Can all of these lines be returned exactly?
***** GIVEN ENTRIES *****
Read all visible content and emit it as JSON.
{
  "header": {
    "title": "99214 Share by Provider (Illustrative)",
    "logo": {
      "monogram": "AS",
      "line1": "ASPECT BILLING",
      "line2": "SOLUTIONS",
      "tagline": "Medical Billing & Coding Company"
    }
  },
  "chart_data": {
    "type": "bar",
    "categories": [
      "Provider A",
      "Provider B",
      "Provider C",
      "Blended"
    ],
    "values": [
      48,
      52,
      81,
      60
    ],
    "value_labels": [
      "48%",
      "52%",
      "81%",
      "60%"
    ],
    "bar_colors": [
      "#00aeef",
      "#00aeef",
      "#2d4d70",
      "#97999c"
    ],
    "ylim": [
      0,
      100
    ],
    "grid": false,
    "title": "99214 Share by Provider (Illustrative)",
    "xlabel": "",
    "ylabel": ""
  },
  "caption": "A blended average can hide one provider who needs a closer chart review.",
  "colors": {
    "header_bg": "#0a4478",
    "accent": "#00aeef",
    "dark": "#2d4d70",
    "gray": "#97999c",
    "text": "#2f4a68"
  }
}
*****
→ COMPLETE ANSWER
Read all visible content and emit it as JSON.
{
  "header": {
    "title": "99214 Share by Provider (Illustrative)",
    "logo": {
      "monogram": "AS",
      "line1": "ASPECT BILLING",
      "line2": "SOLUTIONS",
      "tagline": "Medical Billing & Coding Company"
    }
  },
  "chart_data": {
    "type": "bar",
    "categories": [
      "Provider A",
      "Provider B",
      "Provider C",
      "Blended"
    ],
    "values": [
      48,
      52,
      81,
      60
    ],
    "value_labels": [
      "48%",
      "52%",
      "81%",
      "60%"
    ],
    "bar_colors": [
      "#00aeef",
      "#00aeef",
      "#2d4d70",
      "#97999c"
    ],
    "ylim": [
      0,
      100
    ],
    "grid": false,
    "title": "99214 Share by Provider (Illustrative)",
    "xlabel": "",
    "ylabel": ""
  },
  "caption": "A blended average can hide one provider who needs a closer chart review.",
  "colors": {
    "header_bg": "#0a4478",
    "accent": "#00aeef",
    "dark": "#2d4d70",
    "gray": "#97999c",
    "text": "#2f4a68"
  }
}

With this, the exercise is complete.